- WHAT YOU ARE ASKED TO DO:
Locate the lines of the listing below that hold "ﾍﾞｰｽ", then copy each of them.

- GIVEN RECORDS:

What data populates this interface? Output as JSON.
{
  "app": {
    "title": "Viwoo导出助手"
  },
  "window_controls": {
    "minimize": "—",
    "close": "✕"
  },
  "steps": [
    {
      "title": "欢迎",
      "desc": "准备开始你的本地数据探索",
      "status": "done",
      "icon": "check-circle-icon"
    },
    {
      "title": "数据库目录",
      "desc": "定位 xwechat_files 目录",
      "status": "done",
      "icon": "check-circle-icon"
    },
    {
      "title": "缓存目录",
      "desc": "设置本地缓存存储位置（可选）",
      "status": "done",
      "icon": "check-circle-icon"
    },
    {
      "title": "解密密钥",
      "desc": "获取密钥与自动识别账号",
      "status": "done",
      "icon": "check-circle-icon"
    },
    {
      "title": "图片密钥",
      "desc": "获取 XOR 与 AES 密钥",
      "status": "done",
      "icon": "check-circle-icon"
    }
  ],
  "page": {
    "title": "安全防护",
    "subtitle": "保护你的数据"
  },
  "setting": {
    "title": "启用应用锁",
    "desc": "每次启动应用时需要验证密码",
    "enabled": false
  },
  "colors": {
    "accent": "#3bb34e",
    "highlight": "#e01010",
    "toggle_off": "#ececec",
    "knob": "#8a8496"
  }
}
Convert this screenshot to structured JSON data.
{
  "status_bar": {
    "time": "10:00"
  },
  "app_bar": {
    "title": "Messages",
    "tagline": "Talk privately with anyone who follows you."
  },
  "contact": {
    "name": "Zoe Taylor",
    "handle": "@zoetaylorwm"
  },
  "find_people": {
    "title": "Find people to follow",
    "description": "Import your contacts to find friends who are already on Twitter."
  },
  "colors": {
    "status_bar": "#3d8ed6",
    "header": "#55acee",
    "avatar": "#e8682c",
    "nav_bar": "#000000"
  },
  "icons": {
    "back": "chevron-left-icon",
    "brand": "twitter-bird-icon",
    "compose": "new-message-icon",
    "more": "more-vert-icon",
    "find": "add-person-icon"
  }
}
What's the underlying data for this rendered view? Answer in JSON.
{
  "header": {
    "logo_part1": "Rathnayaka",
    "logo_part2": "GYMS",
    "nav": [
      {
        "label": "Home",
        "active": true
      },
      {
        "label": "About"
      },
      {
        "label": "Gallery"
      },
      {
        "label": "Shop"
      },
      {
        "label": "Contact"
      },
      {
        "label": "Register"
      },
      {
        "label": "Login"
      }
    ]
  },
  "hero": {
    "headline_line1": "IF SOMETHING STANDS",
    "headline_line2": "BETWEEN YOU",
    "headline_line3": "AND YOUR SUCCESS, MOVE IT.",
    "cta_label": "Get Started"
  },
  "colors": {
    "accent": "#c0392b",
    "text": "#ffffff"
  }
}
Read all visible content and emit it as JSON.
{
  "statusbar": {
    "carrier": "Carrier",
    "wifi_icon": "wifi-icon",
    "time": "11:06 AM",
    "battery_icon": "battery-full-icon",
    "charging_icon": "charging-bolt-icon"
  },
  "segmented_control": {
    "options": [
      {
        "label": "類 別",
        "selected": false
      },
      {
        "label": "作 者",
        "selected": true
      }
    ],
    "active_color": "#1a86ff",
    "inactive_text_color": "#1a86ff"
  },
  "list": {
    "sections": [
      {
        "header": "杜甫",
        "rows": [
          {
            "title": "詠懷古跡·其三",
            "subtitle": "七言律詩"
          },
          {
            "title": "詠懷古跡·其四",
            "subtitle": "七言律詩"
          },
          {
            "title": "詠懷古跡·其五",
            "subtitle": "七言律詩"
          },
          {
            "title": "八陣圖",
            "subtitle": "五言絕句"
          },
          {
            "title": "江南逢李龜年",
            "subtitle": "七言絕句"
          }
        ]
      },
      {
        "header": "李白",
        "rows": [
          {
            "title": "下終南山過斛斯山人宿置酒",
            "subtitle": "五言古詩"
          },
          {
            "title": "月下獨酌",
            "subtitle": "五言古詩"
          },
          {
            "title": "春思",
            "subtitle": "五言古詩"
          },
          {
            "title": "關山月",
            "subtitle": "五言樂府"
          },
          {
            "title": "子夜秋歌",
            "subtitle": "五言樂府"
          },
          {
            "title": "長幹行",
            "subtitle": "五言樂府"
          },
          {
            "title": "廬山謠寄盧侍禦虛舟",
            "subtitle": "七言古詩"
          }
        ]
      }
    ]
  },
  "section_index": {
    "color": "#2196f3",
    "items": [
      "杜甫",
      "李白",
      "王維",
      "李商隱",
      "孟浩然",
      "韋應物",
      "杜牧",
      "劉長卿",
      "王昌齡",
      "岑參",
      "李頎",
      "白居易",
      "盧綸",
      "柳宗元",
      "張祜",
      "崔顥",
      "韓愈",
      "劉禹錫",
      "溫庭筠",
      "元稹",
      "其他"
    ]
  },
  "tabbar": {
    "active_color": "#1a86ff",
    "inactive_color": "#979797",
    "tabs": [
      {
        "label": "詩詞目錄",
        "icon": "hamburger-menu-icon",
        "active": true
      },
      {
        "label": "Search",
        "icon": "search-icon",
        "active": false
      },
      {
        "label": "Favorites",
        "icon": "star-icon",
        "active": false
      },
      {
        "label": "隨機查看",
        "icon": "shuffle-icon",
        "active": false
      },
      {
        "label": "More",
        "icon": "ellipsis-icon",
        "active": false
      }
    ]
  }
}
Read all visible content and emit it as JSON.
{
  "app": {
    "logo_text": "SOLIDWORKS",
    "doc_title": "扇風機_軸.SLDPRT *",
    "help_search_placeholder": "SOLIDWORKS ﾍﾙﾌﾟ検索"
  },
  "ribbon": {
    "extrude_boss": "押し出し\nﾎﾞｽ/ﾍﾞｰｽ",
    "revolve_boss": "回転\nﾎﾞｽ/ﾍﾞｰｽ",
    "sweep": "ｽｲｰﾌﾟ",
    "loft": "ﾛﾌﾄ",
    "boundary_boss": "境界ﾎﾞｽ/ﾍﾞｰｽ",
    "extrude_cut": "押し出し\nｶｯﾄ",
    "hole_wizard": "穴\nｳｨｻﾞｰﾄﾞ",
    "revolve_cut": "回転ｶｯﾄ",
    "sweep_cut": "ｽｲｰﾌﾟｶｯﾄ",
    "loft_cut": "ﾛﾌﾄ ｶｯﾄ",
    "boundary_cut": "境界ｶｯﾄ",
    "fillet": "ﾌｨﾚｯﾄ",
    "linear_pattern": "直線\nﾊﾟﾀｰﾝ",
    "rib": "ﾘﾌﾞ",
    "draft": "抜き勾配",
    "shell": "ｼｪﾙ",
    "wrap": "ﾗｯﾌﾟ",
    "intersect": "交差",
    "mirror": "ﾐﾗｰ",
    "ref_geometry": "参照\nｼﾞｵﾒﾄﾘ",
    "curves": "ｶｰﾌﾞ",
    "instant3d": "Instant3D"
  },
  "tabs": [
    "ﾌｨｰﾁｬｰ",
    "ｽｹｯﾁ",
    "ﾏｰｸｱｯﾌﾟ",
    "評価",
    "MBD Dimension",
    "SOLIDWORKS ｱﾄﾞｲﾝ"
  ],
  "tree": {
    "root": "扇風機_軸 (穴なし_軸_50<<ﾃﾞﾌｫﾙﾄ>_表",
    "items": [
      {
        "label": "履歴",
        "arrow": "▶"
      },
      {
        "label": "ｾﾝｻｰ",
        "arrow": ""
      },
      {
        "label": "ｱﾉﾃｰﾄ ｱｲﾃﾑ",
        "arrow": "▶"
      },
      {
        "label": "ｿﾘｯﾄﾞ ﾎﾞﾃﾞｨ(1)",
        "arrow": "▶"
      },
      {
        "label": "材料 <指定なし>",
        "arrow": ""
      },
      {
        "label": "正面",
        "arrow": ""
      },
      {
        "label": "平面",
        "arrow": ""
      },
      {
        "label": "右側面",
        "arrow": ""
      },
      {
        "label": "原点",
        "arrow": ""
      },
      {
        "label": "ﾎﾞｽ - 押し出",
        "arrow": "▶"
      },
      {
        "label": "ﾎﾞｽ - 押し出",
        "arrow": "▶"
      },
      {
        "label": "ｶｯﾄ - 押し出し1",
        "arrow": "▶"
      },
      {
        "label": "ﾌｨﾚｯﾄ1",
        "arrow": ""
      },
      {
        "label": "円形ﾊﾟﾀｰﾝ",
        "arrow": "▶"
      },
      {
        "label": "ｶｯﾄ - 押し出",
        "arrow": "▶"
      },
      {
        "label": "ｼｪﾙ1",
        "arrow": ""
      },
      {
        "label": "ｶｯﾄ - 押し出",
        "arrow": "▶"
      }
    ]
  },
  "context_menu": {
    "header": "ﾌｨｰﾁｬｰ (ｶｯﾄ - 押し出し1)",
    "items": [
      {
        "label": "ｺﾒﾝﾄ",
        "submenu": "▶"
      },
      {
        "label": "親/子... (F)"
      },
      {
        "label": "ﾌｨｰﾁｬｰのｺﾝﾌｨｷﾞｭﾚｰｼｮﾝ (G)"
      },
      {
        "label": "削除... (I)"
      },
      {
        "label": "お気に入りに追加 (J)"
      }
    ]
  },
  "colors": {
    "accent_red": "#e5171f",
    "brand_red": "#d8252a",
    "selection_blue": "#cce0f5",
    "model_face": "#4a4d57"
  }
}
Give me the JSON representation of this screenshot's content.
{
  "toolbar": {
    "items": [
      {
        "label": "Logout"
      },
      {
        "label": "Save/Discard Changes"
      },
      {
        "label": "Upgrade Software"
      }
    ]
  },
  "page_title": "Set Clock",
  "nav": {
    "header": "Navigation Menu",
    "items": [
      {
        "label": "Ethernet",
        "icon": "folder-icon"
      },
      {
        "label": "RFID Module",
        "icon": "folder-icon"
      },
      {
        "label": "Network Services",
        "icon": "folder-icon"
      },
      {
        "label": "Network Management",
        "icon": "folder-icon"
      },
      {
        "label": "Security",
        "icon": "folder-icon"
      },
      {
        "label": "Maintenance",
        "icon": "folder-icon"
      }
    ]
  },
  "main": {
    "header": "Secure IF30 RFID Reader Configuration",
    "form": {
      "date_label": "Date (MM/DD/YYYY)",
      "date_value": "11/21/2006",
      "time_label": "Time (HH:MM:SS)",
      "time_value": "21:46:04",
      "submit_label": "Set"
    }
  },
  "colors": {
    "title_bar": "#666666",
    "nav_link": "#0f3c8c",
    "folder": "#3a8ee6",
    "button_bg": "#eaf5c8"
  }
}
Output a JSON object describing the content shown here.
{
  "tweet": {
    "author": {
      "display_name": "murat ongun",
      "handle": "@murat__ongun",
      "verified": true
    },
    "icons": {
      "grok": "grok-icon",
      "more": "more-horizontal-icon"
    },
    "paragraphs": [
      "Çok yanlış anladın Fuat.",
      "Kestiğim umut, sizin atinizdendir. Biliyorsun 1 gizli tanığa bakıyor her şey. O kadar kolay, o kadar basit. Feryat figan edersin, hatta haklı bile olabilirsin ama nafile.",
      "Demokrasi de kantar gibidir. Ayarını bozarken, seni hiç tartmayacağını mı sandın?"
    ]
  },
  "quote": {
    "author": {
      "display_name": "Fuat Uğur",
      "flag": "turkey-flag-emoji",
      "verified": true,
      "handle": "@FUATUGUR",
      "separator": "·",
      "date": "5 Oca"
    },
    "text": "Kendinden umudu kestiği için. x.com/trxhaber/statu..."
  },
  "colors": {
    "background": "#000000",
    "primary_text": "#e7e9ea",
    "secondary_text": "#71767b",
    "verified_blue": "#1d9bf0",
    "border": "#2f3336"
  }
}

- WORKED ANSWER:
    "extrude_boss": "押し出し\nﾎﾞｽ/ﾍﾞｰｽ",
    "revolve_boss": "回転\nﾎﾞｽ/ﾍﾞｰｽ",
    "boundary_boss": "境界ﾎﾞｽ/ﾍﾞｰｽ",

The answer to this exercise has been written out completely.